┌────────
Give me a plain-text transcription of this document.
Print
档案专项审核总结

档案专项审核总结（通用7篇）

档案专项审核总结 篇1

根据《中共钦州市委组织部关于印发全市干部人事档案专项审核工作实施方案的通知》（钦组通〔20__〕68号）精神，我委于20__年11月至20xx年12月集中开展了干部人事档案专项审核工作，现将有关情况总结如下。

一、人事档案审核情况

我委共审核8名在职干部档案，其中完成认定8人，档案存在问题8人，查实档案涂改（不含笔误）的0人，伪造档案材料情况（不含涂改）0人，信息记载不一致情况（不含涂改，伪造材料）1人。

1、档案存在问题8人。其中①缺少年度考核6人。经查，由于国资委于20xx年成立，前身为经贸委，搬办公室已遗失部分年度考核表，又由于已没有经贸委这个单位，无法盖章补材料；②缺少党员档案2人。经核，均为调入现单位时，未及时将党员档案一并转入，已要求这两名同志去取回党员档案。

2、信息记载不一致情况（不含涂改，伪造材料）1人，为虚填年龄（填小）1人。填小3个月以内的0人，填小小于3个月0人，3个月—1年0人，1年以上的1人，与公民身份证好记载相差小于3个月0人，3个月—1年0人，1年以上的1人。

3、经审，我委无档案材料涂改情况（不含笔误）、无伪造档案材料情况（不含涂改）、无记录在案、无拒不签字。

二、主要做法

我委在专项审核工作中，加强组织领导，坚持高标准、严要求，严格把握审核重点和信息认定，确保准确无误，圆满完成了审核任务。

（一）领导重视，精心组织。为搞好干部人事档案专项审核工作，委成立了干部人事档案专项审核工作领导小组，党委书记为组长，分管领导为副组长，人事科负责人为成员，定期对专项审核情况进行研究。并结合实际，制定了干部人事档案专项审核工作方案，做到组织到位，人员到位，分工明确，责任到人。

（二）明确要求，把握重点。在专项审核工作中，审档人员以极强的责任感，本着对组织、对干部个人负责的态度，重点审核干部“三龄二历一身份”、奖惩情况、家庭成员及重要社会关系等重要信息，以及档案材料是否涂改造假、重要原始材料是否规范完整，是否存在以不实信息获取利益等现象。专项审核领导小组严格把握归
└────────
┌────────
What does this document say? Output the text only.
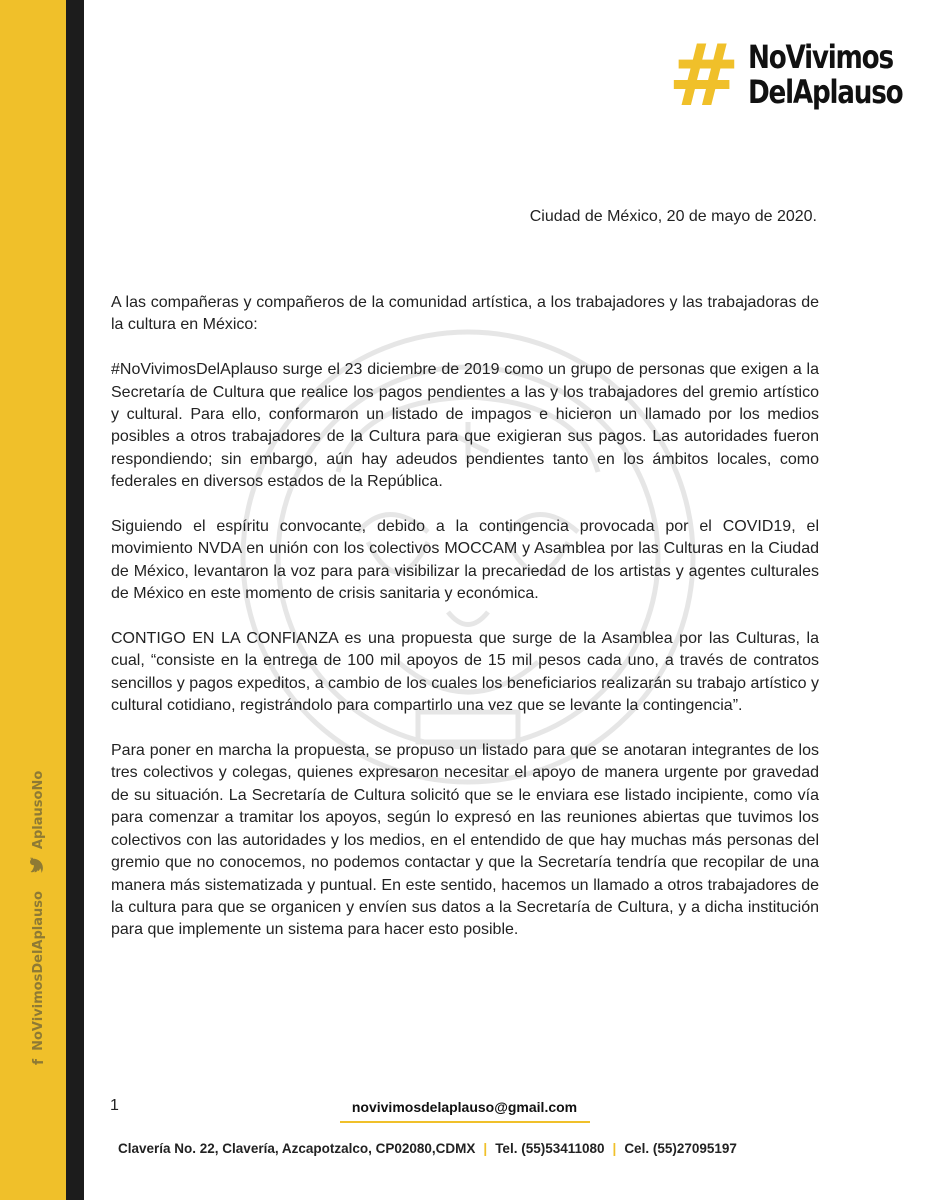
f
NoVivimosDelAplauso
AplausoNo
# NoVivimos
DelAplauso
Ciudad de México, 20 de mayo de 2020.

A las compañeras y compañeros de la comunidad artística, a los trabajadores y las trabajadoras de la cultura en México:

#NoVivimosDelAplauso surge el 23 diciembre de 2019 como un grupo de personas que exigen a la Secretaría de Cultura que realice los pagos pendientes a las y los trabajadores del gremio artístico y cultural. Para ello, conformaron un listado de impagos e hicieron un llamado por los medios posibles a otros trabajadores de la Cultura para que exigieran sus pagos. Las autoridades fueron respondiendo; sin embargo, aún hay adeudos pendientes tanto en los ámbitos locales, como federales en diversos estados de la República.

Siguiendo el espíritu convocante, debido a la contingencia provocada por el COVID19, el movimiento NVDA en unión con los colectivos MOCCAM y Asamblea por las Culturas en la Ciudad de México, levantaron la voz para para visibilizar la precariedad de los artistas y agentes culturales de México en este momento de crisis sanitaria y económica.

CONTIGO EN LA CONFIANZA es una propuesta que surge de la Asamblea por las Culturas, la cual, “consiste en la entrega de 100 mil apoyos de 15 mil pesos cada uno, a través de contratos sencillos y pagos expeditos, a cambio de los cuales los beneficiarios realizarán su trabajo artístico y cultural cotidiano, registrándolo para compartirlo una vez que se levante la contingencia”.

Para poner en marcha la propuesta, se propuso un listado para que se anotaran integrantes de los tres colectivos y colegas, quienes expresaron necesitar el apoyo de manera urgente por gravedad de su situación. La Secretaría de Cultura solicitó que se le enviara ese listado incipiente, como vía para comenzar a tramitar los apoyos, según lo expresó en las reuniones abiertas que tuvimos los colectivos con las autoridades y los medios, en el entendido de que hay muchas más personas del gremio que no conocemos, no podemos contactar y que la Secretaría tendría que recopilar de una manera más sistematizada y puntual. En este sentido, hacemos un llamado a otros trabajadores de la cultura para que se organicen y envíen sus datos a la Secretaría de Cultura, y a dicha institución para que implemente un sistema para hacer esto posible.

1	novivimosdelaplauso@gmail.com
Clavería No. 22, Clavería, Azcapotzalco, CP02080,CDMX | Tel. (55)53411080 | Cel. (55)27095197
└────────
GOAL → Copy each line of the records that contains the word "档案专项审核总结".

EXPECTED ANSWER →
档案专项审核总结
档案专项审核总结（通用7篇）
档案专项审核总结 篇1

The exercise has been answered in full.